Source data
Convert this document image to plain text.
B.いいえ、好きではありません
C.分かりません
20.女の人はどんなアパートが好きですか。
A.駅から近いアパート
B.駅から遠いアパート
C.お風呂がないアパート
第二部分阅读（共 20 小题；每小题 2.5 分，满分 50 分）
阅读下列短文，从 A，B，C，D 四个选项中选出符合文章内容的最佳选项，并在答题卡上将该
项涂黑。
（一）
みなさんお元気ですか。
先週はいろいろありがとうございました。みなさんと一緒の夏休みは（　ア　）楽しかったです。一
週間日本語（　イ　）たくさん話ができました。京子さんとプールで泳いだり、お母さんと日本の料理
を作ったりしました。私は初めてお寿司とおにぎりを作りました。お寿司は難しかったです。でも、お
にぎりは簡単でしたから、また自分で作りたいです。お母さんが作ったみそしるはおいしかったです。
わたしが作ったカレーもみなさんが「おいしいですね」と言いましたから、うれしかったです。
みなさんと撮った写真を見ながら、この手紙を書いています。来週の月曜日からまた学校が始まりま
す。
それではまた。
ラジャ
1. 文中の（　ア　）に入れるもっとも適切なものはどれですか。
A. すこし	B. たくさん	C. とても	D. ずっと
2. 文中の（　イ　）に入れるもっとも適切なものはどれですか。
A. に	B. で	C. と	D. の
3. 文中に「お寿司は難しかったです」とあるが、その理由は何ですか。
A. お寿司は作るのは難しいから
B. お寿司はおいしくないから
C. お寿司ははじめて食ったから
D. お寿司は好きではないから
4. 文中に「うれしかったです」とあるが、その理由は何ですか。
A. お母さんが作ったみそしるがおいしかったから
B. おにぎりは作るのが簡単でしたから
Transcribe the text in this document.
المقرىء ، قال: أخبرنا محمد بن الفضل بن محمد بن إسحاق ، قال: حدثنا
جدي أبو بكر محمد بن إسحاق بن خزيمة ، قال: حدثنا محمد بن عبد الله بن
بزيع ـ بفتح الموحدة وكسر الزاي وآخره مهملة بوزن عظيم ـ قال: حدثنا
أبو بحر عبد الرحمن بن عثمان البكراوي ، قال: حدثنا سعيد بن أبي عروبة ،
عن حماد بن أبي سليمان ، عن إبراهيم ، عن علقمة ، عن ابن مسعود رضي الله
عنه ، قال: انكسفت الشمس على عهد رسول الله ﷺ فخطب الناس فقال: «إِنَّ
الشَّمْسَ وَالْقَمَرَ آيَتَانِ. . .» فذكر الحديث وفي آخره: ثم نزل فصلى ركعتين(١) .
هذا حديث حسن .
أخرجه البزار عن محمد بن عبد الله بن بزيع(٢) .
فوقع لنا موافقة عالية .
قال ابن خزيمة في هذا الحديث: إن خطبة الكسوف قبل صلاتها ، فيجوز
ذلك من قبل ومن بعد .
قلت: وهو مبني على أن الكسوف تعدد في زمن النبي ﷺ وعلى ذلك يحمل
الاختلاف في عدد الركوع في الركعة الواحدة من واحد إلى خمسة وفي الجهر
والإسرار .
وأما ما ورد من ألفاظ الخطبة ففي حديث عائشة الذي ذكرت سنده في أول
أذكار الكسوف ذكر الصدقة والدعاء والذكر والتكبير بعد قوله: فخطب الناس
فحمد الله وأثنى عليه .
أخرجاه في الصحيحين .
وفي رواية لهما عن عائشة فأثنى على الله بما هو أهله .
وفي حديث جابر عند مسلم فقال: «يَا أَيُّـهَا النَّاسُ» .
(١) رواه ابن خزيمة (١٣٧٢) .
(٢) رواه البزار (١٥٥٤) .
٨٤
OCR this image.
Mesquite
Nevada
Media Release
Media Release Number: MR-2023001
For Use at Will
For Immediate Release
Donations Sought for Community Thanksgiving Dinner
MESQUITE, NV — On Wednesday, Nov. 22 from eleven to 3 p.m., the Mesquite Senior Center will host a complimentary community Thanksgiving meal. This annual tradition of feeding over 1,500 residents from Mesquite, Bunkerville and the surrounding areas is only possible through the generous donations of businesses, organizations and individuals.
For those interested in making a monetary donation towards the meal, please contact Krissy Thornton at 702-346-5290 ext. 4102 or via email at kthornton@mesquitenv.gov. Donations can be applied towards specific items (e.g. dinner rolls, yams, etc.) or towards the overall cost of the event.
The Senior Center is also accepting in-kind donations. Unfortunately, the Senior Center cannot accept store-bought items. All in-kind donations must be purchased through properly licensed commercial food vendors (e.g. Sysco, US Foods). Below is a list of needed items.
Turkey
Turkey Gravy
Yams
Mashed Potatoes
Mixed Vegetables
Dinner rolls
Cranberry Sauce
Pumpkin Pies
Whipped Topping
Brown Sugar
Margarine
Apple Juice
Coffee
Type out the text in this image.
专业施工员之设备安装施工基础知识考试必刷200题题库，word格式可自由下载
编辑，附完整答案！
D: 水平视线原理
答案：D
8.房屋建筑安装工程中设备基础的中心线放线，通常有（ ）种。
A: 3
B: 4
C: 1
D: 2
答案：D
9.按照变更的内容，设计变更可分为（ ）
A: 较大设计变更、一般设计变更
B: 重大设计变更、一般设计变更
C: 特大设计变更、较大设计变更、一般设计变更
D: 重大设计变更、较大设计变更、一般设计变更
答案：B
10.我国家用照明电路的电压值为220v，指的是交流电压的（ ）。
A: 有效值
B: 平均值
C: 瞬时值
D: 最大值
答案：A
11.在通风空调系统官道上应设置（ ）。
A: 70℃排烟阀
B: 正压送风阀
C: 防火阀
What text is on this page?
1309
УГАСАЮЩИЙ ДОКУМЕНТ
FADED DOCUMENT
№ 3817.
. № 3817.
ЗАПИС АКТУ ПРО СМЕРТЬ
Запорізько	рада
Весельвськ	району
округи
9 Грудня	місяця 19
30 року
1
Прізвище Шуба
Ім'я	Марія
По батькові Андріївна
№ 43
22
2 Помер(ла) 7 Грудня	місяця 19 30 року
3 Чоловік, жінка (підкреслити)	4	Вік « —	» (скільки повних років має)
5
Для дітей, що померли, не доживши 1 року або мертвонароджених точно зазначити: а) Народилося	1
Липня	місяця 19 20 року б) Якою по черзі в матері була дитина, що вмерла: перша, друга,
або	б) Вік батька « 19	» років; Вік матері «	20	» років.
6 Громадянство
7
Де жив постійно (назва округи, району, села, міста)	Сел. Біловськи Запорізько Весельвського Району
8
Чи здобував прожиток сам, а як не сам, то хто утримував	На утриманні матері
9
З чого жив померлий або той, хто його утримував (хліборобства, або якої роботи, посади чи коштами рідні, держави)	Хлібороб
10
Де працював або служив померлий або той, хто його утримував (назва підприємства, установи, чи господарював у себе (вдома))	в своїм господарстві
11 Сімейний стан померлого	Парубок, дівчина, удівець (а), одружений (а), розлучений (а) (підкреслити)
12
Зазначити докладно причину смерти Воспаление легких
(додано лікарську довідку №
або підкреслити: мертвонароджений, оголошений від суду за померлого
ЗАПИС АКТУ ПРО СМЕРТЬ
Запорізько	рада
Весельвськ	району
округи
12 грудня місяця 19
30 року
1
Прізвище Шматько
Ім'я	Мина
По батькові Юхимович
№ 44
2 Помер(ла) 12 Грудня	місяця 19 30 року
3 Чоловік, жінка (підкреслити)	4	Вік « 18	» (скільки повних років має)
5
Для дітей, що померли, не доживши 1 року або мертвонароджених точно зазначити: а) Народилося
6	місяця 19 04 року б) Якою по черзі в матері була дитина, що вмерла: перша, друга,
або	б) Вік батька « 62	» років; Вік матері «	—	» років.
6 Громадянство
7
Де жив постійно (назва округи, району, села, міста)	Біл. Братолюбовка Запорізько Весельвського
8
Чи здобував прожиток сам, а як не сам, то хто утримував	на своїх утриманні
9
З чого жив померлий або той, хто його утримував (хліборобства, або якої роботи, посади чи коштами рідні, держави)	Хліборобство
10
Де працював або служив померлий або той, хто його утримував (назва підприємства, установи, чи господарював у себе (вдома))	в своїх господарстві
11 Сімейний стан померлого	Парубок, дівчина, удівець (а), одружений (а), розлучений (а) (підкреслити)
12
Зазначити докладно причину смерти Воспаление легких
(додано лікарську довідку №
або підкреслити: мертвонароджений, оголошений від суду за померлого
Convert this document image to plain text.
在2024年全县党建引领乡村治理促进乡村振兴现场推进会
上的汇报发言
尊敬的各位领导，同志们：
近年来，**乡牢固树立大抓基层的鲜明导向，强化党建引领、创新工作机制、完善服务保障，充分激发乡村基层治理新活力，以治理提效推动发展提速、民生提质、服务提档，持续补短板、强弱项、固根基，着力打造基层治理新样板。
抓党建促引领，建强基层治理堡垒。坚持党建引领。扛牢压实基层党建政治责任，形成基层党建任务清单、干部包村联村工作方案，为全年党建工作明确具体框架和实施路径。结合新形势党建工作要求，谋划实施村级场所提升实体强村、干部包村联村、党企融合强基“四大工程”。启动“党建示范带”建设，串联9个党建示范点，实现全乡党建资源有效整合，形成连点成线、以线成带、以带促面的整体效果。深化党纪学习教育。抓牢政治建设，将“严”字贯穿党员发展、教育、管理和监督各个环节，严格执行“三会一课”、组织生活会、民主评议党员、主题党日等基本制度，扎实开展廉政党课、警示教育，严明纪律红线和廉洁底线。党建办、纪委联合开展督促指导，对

What you need to do
Write out each line of the data that holds the string "الحديث".

Answer for the task
الشَّمْسَ وَالْقَمَرَ آيَتَانِ. . .» فذكر الحديث وفي آخره: ثم نزل فصلى ركعتين(١) .
قال ابن خزيمة في هذا الحديث: إن خطبة الكسوف قبل صلاتها ، فيجوز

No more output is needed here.